(Figure record listings)

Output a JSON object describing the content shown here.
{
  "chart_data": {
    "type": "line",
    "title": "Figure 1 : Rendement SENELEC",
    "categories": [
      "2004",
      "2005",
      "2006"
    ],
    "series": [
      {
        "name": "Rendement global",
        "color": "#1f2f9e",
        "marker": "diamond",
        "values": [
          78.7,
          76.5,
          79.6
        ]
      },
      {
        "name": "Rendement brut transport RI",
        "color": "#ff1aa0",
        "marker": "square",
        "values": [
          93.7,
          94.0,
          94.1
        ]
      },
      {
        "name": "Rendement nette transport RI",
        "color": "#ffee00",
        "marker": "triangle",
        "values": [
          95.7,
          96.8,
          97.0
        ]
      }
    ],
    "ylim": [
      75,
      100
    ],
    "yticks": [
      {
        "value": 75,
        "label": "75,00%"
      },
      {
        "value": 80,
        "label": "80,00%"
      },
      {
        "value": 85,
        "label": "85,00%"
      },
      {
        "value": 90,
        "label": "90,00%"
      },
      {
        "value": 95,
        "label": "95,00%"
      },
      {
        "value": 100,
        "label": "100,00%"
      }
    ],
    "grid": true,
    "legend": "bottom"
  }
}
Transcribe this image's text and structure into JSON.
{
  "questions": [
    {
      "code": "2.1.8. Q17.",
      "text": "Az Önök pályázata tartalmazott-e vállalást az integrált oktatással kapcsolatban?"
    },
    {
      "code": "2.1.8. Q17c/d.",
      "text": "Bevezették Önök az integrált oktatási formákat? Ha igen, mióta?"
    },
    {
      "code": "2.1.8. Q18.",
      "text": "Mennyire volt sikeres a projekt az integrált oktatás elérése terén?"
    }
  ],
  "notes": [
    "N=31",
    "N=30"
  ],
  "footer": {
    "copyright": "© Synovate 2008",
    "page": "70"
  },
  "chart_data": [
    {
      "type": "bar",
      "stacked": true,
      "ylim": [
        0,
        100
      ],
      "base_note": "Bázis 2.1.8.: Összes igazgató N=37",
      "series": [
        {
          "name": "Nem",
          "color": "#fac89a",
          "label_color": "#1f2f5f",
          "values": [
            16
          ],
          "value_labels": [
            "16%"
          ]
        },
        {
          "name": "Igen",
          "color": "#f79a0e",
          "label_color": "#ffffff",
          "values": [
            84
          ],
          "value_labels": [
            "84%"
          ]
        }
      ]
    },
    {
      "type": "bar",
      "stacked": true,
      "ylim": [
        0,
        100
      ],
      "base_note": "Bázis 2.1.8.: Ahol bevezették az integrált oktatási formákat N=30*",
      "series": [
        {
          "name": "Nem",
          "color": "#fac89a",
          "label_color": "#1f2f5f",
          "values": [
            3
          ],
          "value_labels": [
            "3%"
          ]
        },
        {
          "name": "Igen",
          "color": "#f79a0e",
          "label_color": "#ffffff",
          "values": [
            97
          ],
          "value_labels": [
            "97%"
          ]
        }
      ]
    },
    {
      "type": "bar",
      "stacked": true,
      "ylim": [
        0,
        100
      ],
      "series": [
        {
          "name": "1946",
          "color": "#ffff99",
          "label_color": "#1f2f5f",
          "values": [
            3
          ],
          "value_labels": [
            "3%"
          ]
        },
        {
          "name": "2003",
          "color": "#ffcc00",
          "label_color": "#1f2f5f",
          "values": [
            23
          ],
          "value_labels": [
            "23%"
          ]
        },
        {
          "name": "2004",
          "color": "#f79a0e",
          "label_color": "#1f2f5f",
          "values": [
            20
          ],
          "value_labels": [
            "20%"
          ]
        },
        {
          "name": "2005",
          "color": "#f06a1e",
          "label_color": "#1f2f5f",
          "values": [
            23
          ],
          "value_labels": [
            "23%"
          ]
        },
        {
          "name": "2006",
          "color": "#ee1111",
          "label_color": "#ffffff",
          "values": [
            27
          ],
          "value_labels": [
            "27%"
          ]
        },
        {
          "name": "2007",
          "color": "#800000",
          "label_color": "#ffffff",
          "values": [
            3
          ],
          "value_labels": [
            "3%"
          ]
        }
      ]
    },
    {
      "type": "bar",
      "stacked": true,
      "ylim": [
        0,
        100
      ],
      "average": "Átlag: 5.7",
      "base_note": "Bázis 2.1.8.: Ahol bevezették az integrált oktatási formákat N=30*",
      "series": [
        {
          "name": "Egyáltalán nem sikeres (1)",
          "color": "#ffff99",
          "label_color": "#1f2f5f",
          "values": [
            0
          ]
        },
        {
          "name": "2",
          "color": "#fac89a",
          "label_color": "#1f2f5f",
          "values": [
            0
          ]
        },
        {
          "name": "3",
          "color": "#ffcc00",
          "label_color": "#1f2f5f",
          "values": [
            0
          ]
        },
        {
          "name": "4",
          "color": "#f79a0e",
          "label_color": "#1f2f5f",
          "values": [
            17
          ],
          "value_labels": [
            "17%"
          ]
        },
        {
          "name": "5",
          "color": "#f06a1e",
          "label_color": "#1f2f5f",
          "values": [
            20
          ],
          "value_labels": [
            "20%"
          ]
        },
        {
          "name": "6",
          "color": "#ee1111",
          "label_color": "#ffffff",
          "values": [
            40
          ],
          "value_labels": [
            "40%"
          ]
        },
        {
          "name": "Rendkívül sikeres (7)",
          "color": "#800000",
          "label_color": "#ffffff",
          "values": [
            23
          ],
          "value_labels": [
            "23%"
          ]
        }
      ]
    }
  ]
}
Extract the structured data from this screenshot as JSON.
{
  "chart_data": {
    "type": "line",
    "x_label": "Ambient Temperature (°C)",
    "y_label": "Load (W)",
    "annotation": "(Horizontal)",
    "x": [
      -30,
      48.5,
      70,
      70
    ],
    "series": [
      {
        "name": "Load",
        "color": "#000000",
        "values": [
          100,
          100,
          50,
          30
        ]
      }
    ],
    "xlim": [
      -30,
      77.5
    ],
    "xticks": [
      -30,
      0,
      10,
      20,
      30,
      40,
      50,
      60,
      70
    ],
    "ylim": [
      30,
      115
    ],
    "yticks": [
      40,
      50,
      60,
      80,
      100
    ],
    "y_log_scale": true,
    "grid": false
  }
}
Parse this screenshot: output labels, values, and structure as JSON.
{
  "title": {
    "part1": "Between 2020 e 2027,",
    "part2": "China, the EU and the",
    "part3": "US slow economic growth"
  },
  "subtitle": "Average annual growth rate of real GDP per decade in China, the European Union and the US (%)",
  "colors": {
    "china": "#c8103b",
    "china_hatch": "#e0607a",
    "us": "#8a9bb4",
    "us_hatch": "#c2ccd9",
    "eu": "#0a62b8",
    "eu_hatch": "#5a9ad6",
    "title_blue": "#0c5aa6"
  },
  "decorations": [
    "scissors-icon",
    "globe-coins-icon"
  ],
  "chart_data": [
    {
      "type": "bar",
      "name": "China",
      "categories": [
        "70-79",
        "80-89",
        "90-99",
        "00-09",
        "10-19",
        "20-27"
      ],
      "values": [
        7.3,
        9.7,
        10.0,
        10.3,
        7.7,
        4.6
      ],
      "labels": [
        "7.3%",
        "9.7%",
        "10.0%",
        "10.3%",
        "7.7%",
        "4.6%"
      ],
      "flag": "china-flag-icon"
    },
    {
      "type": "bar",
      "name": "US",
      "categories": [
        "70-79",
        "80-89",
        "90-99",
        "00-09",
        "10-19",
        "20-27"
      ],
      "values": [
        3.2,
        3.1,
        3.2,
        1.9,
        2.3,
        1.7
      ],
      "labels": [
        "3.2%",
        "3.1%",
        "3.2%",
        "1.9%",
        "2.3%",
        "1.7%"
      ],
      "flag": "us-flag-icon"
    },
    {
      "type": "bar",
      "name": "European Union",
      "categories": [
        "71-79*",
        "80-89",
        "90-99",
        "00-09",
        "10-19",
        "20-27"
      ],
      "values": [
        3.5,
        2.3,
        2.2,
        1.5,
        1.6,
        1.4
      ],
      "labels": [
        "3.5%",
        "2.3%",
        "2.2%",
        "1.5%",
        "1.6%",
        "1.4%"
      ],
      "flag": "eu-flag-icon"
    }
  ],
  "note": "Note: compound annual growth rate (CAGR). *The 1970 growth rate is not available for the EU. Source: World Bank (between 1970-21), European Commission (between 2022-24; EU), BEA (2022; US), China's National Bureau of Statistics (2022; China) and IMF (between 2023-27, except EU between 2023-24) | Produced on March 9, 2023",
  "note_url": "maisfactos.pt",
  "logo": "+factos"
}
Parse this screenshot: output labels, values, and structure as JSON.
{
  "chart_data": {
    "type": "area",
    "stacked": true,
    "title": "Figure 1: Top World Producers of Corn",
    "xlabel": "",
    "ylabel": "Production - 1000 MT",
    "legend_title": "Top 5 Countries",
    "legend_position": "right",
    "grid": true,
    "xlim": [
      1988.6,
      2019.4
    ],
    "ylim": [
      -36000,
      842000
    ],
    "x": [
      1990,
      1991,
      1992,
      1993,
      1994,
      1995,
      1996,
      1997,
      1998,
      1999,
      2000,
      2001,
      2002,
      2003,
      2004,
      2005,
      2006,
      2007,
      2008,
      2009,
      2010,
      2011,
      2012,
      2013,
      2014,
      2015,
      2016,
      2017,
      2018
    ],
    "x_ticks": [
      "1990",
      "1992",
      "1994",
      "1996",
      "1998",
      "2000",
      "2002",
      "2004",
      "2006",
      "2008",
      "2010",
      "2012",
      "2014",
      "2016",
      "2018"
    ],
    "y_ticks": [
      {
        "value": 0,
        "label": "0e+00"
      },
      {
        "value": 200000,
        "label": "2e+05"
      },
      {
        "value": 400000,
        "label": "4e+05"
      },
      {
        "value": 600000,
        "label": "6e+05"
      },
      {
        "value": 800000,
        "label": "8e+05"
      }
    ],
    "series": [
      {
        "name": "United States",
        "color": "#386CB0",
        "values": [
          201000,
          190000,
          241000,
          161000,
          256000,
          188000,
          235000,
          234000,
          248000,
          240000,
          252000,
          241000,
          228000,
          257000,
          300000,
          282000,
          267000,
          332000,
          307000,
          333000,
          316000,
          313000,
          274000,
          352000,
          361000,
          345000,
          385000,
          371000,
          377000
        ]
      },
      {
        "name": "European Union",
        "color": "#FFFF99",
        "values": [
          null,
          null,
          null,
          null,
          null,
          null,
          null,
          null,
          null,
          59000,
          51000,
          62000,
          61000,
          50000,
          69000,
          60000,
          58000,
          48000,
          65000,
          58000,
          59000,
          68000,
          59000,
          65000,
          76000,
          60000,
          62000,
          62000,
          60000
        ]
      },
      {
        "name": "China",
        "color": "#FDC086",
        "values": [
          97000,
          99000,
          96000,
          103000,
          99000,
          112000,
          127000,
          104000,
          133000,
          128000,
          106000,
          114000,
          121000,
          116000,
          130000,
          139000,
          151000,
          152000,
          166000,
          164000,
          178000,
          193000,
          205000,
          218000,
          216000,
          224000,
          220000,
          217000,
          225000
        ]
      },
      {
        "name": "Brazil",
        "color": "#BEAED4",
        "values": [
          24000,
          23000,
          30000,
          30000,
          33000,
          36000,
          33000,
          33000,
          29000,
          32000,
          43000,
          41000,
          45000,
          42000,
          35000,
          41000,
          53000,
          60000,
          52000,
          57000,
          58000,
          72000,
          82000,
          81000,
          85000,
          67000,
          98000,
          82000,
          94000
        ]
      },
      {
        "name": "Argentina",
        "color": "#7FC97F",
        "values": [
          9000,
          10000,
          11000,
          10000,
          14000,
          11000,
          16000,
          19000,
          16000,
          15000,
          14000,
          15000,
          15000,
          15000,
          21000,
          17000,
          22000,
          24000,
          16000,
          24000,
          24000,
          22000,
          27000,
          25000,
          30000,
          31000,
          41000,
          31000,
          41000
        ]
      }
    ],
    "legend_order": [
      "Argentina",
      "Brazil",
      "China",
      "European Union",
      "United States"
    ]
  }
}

WHAT YOU HAVE TO DO — Isolate each line of the listing above that includes "World". Copy it.

WRITTEN REPLY —
  "note": "Note: compound annual growth rate (CAGR). *The 1970 growth rate is not available for the EU. Source: World Bank (between 1970-21), European Commission (between 2022-24; EU), BEA (2022; US), China's National Bureau of Statistics (2022; China) and IMF (between 2023-27, except EU between 2023-24) | Produced on March 9, 2023",
    "title": "Figure 1: Top World Producers of Corn",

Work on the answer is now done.